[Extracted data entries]
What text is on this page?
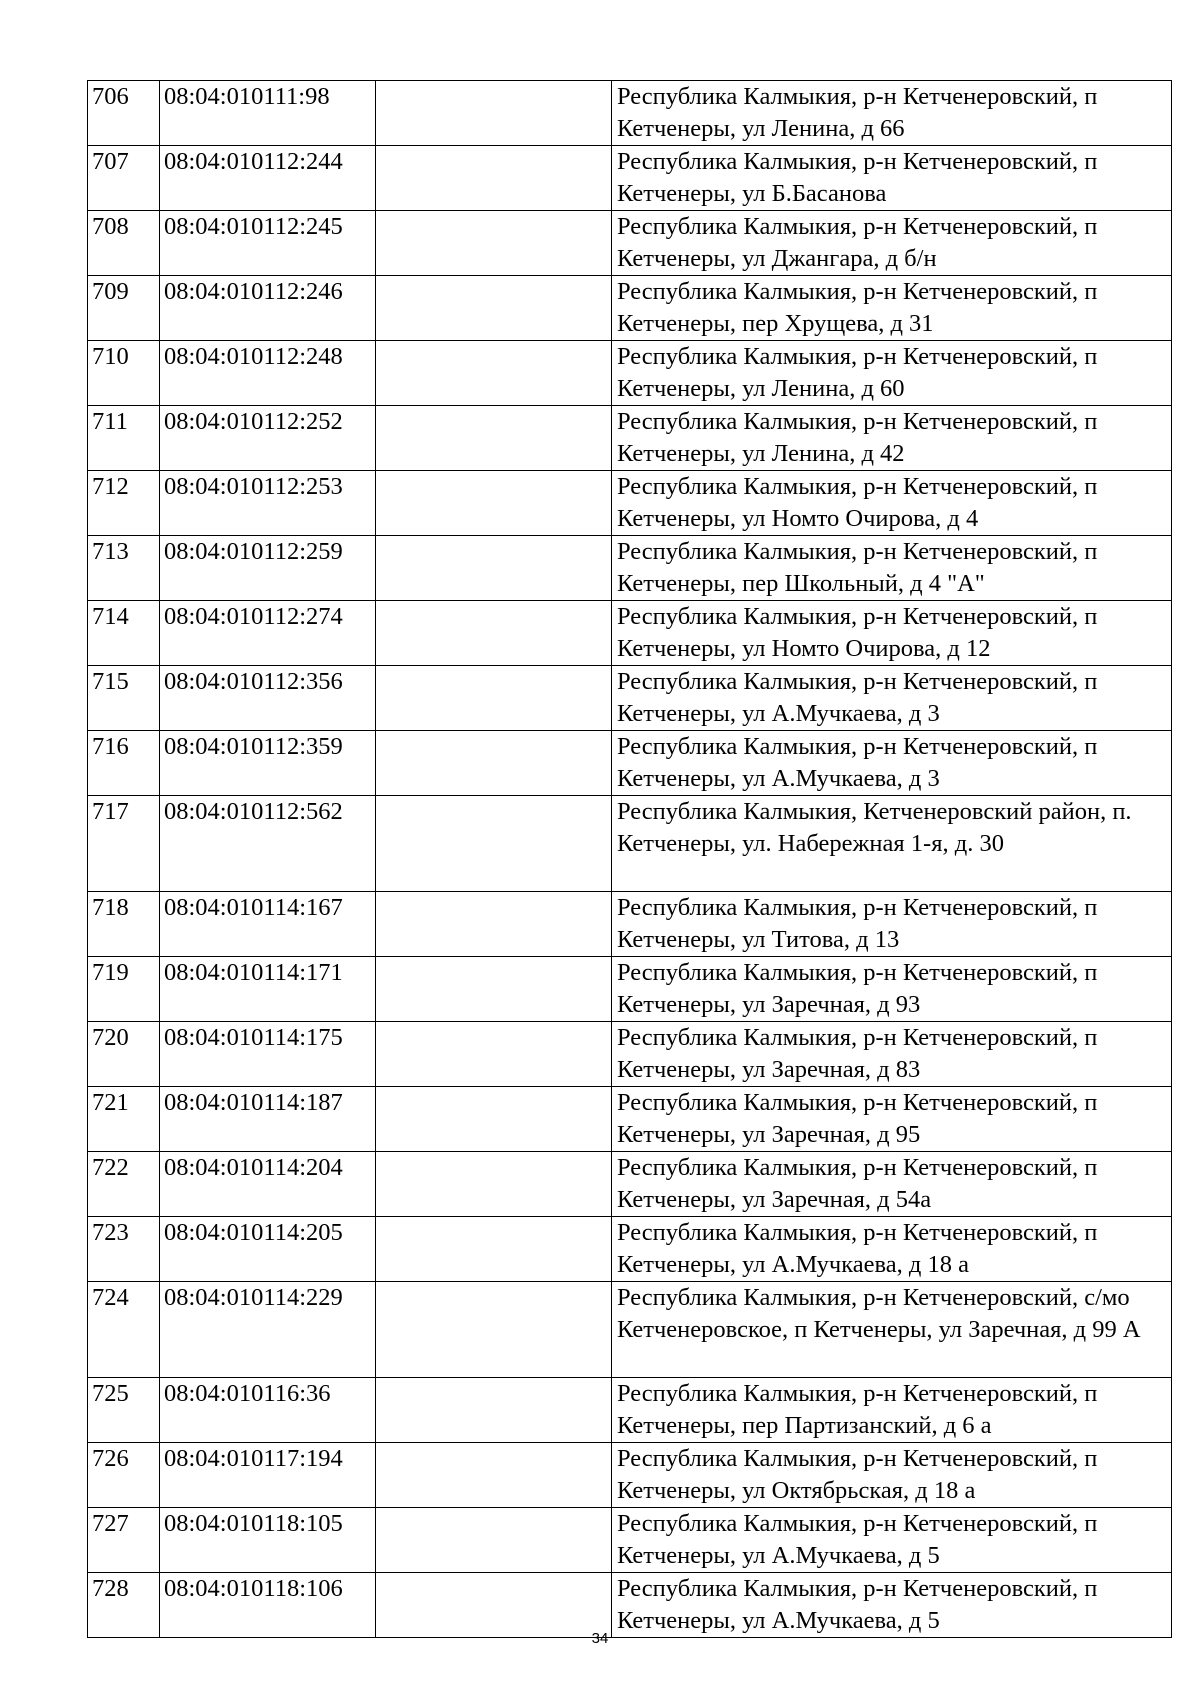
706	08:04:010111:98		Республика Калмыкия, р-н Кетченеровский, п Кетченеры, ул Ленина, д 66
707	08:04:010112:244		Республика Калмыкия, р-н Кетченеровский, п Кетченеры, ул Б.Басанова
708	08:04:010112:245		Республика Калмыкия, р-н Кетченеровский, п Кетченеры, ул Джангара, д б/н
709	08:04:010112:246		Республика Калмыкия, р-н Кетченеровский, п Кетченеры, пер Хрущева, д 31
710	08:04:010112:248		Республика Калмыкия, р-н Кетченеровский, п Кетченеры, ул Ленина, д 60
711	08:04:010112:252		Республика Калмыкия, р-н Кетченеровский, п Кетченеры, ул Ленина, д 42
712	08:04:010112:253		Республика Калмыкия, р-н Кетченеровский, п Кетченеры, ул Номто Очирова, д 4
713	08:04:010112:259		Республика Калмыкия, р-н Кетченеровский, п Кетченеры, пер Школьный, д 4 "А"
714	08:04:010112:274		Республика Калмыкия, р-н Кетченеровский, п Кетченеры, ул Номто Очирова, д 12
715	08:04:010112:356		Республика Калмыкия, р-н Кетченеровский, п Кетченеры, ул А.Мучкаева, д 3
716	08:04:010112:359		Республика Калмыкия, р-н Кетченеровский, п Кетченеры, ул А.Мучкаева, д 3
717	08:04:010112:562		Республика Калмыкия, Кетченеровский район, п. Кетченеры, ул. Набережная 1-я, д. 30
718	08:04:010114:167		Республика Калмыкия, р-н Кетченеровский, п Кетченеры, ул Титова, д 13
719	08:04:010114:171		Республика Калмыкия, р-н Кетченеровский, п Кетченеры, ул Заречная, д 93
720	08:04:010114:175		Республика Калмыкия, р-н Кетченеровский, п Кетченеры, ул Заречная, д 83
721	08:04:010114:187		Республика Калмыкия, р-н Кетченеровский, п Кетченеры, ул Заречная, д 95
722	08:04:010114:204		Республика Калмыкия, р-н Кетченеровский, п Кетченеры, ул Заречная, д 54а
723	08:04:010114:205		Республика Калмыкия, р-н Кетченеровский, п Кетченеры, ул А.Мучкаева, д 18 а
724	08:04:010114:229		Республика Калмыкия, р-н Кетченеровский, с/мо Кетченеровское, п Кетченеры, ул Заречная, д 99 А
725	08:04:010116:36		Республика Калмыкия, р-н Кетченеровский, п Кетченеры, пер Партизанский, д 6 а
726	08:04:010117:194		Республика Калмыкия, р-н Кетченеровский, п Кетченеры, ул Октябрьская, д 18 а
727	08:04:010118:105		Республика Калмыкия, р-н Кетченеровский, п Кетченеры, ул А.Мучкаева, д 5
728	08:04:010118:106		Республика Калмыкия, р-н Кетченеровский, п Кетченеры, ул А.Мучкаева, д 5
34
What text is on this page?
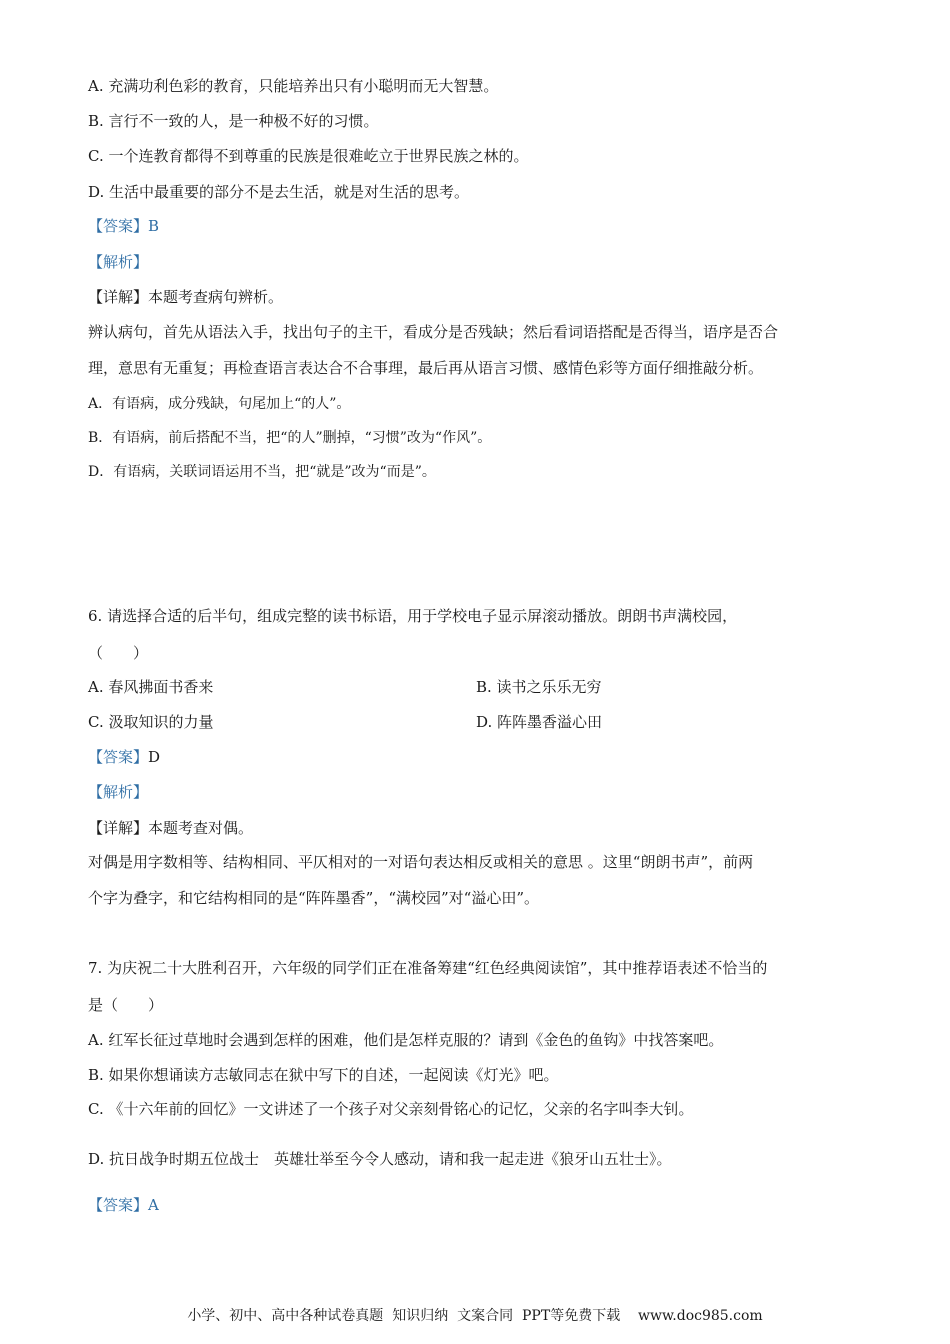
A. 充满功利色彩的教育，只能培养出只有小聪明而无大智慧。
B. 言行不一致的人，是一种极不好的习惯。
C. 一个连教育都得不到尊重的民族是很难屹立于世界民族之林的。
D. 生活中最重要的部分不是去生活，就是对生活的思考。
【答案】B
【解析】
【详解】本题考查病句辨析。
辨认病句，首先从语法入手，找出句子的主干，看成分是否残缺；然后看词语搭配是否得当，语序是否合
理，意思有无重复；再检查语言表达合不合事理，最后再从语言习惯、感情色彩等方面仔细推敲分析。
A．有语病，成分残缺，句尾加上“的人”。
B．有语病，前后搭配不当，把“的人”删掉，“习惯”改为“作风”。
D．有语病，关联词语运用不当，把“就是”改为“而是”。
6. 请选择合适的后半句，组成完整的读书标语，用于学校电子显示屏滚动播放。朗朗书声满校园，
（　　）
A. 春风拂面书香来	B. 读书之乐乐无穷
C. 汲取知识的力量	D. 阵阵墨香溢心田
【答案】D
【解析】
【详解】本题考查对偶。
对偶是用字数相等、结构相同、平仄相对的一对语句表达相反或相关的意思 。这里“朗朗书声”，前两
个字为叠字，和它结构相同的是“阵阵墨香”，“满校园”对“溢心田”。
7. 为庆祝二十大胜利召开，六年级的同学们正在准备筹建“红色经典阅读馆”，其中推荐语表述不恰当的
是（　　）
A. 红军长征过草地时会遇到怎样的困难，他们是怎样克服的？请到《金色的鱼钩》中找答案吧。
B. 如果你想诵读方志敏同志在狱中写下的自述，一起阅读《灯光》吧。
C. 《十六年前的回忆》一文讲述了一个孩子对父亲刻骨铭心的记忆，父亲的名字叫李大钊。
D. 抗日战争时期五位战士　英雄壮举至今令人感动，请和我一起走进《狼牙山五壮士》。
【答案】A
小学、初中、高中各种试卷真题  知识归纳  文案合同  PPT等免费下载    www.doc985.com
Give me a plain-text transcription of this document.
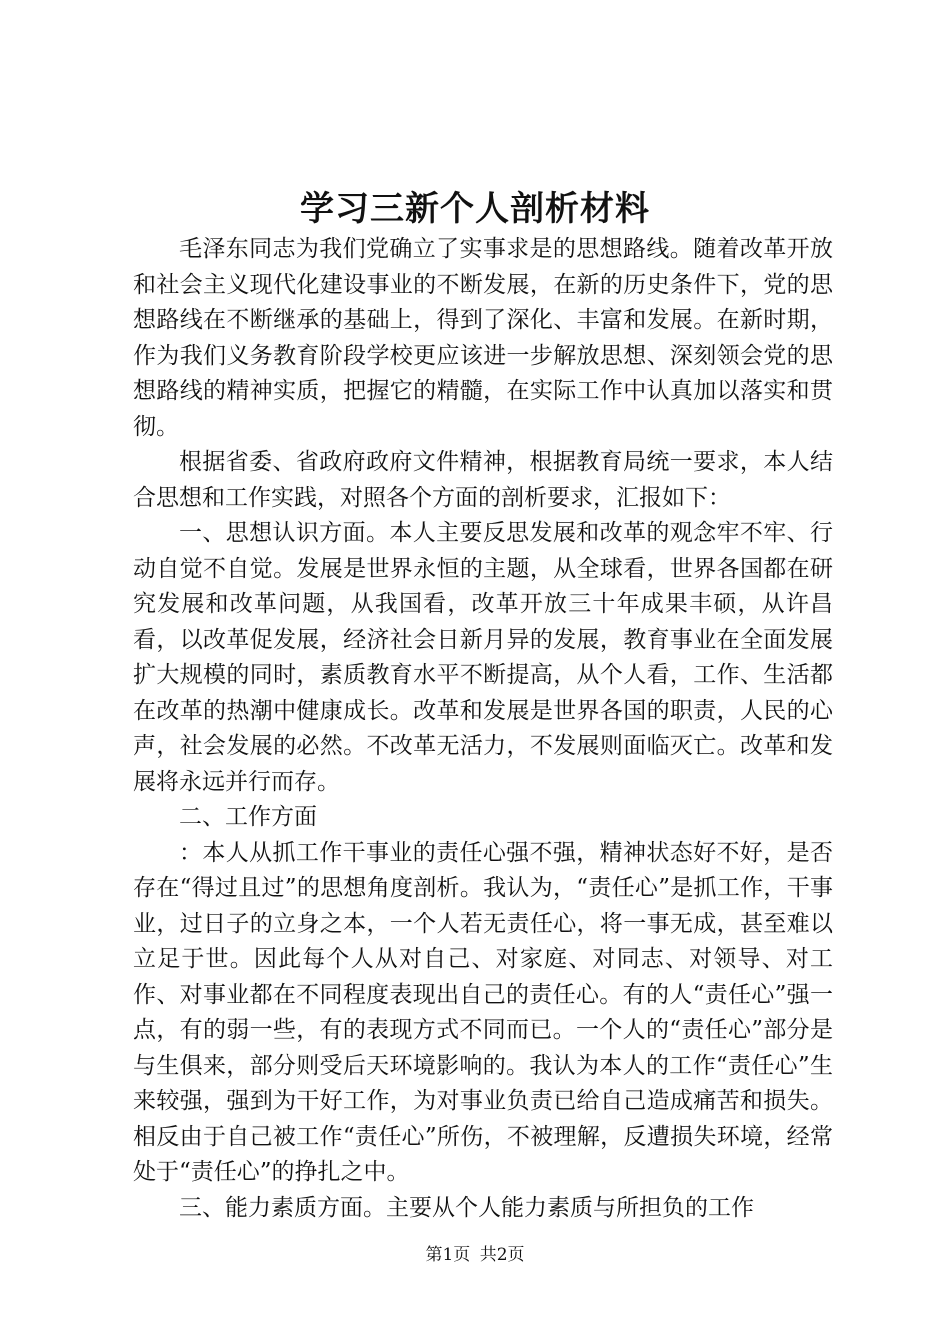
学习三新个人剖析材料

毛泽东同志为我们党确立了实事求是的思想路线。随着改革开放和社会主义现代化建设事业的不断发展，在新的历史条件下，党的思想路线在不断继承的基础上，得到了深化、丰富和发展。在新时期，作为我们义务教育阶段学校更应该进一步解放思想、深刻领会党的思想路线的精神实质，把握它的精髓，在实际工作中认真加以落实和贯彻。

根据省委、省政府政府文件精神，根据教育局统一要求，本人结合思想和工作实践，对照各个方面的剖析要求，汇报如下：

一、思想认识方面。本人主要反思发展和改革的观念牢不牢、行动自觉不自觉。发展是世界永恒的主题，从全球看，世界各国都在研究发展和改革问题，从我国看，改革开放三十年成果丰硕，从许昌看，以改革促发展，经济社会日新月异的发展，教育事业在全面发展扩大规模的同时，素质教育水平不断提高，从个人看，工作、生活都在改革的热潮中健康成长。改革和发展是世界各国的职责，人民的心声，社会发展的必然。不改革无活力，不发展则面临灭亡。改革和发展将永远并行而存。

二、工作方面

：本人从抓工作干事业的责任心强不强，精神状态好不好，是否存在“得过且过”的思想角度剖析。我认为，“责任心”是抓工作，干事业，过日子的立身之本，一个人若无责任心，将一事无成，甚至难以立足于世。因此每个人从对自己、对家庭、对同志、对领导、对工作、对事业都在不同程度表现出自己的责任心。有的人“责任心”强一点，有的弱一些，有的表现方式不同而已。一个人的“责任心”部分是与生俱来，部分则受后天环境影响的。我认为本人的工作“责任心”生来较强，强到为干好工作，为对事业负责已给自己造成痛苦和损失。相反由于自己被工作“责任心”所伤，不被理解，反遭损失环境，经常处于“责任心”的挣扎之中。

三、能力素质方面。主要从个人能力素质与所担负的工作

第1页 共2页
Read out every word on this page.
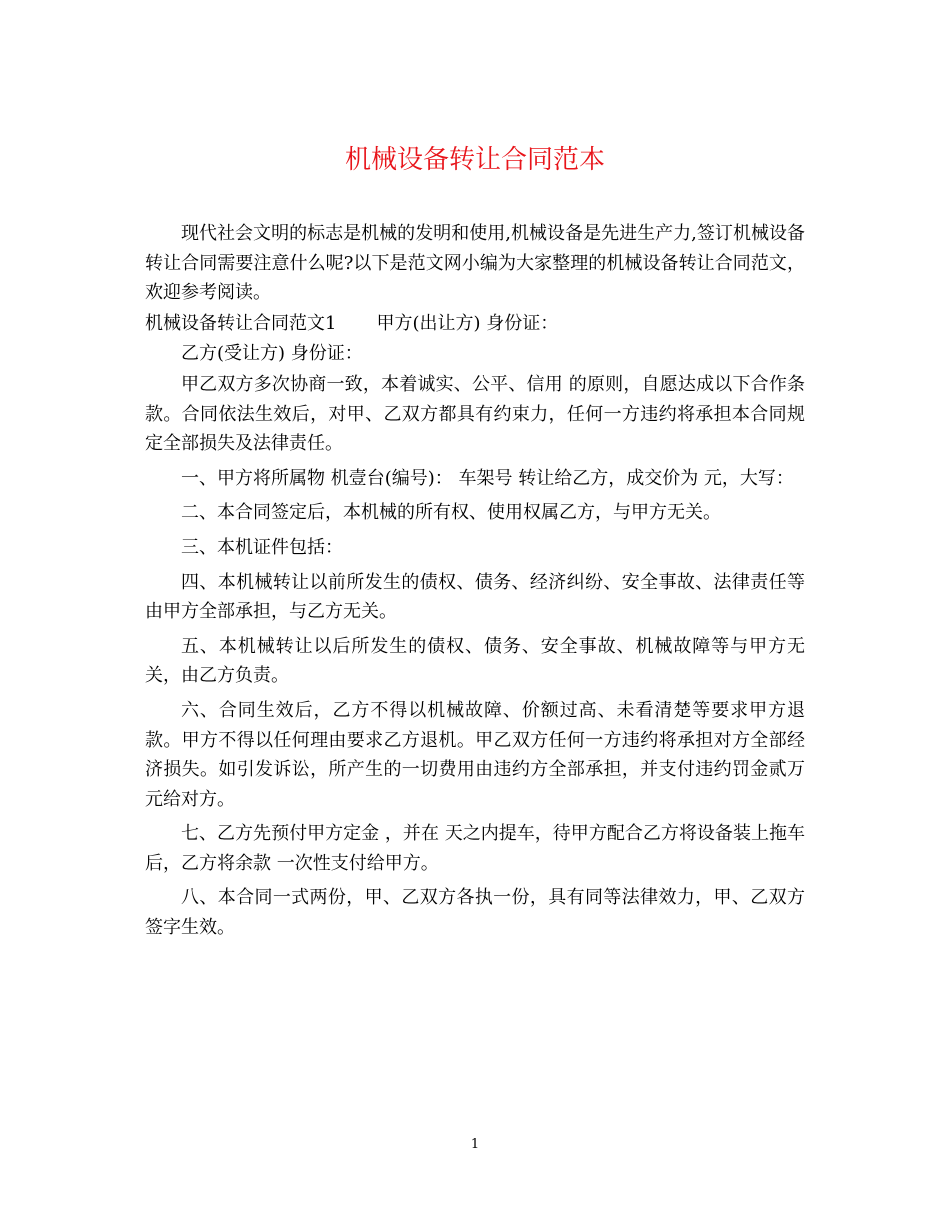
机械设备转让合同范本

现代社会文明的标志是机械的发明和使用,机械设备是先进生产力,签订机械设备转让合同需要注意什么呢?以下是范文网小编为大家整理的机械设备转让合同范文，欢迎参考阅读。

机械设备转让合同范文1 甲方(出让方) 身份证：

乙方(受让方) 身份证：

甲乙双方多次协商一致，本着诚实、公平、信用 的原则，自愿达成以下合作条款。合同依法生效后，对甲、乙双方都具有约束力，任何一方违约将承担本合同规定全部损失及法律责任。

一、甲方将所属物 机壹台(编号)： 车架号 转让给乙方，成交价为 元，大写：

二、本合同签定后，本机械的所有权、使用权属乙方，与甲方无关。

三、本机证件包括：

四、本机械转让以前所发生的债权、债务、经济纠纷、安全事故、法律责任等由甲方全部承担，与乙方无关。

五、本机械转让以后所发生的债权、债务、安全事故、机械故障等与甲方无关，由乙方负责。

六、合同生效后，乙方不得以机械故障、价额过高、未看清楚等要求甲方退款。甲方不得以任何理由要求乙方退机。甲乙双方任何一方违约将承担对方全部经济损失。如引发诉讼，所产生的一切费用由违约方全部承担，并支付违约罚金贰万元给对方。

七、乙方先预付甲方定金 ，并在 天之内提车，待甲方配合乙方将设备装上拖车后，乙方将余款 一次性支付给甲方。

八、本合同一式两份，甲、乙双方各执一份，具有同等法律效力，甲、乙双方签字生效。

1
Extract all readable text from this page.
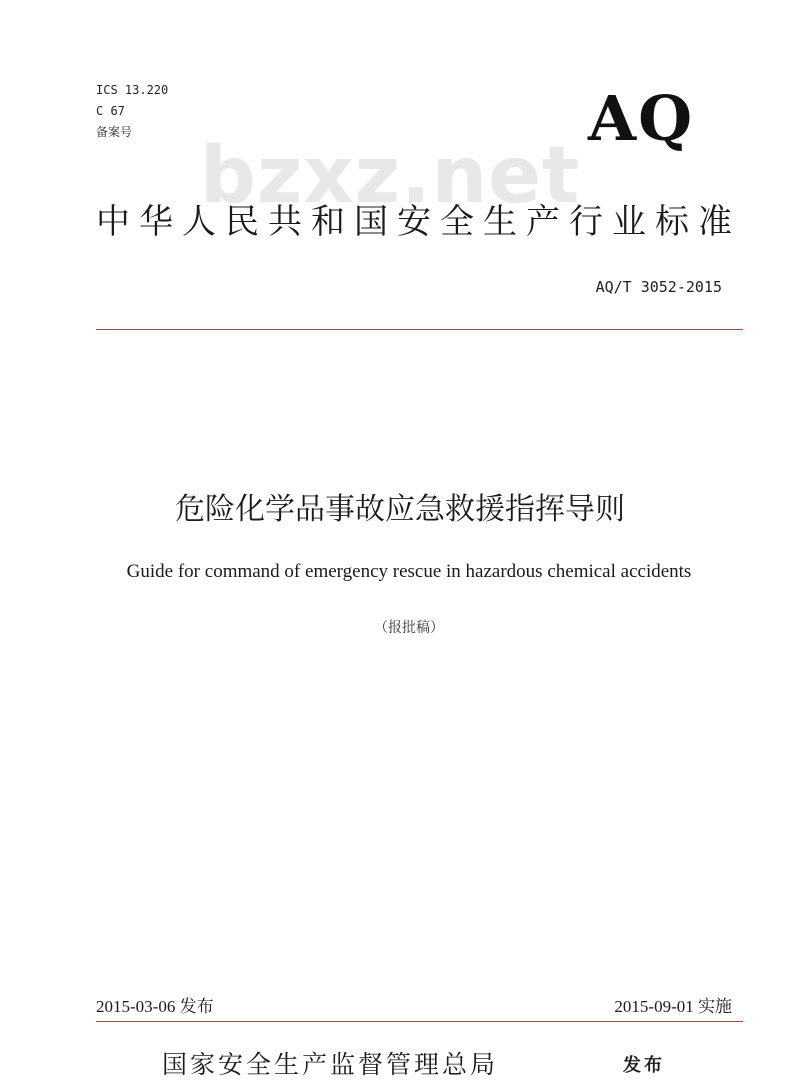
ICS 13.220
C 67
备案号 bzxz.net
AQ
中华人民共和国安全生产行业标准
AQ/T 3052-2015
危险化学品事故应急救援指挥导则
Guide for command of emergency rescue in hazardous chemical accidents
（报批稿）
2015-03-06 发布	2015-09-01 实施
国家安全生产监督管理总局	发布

### WHAT IS BEING ASKED:
Each line from the one bearing "Give me a plain-text" through the final line of the records is to be copied exactly, and no pictures are to be included.

### SOLUTION TO THIS PROBLEM:
Give me a plain-text transcription of this document.
学习三新个人剖析材料

毛泽东同志为我们党确立了实事求是的思想路线。随着改革开放和社会主义现代化建设事业的不断发展，在新的历史条件下，党的思想路线在不断继承的基础上，得到了深化、丰富和发展。在新时期，作为我们义务教育阶段学校更应该进一步解放思想、深刻领会党的思想路线的精神实质，把握它的精髓，在实际工作中认真加以落实和贯彻。

根据省委、省政府政府文件精神，根据教育局统一要求，本人结合思想和工作实践，对照各个方面的剖析要求，汇报如下：

一、思想认识方面。本人主要反思发展和改革的观念牢不牢、行动自觉不自觉。发展是世界永恒的主题，从全球看，世界各国都在研究发展和改革问题，从我国看，改革开放三十年成果丰硕，从许昌看，以改革促发展，经济社会日新月异的发展，教育事业在全面发展扩大规模的同时，素质教育水平不断提高，从个人看，工作、生活都在改革的热潮中健康成长。改革和发展是世界各国的职责，人民的心声，社会发展的必然。不改革无活力，不发展则面临灭亡。改革和发展将永远并行而存。

二、工作方面

：本人从抓工作干事业的责任心强不强，精神状态好不好，是否存在“得过且过”的思想角度剖析。我认为，“责任心”是抓工作，干事业，过日子的立身之本，一个人若无责任心，将一事无成，甚至难以立足于世。因此每个人从对自己、对家庭、对同志、对领导、对工作、对事业都在不同程度表现出自己的责任心。有的人“责任心”强一点，有的弱一些，有的表现方式不同而已。一个人的“责任心”部分是与生俱来，部分则受后天环境影响的。我认为本人的工作“责任心”生来较强，强到为干好工作，为对事业负责已给自己造成痛苦和损失。相反由于自己被工作“责任心”所伤，不被理解，反遭损失环境，经常处于“责任心”的挣扎之中。

三、能力素质方面。主要从个人能力素质与所担负的工作

第1页 共2页
Read out every word on this page.
机械设备转让合同范本

现代社会文明的标志是机械的发明和使用,机械设备是先进生产力,签订机械设备转让合同需要注意什么呢?以下是范文网小编为大家整理的机械设备转让合同范文，欢迎参考阅读。

机械设备转让合同范文1 甲方(出让方) 身份证：

乙方(受让方) 身份证：

甲乙双方多次协商一致，本着诚实、公平、信用 的原则，自愿达成以下合作条款。合同依法生效后，对甲、乙双方都具有约束力，任何一方违约将承担本合同规定全部损失及法律责任。

一、甲方将所属物 机壹台(编号)： 车架号 转让给乙方，成交价为 元，大写：

二、本合同签定后，本机械的所有权、使用权属乙方，与甲方无关。

三、本机证件包括：

四、本机械转让以前所发生的债权、债务、经济纠纷、安全事故、法律责任等由甲方全部承担，与乙方无关。

五、本机械转让以后所发生的债权、债务、安全事故、机械故障等与甲方无关，由乙方负责。

六、合同生效后，乙方不得以机械故障、价额过高、未看清楚等要求甲方退款。甲方不得以任何理由要求乙方退机。甲乙双方任何一方违约将承担对方全部经济损失。如引发诉讼，所产生的一切费用由违约方全部承担，并支付违约罚金贰万元给对方。

七、乙方先预付甲方定金 ，并在 天之内提车，待甲方配合乙方将设备装上拖车后，乙方将余款 一次性支付给甲方。

八、本合同一式两份，甲、乙双方各执一份，具有同等法律效力，甲、乙双方签字生效。

1
Extract all readable text from this page.
ICS 13.220
C 67
备案号 bzxz.net
AQ
中华人民共和国安全生产行业标准
AQ/T 3052-2015
危险化学品事故应急救援指挥导则
Guide for command of emergency rescue in hazardous chemical accidents
（报批稿）
2015-03-06 发布	2015-09-01 实施
国家安全生产监督管理总局	发布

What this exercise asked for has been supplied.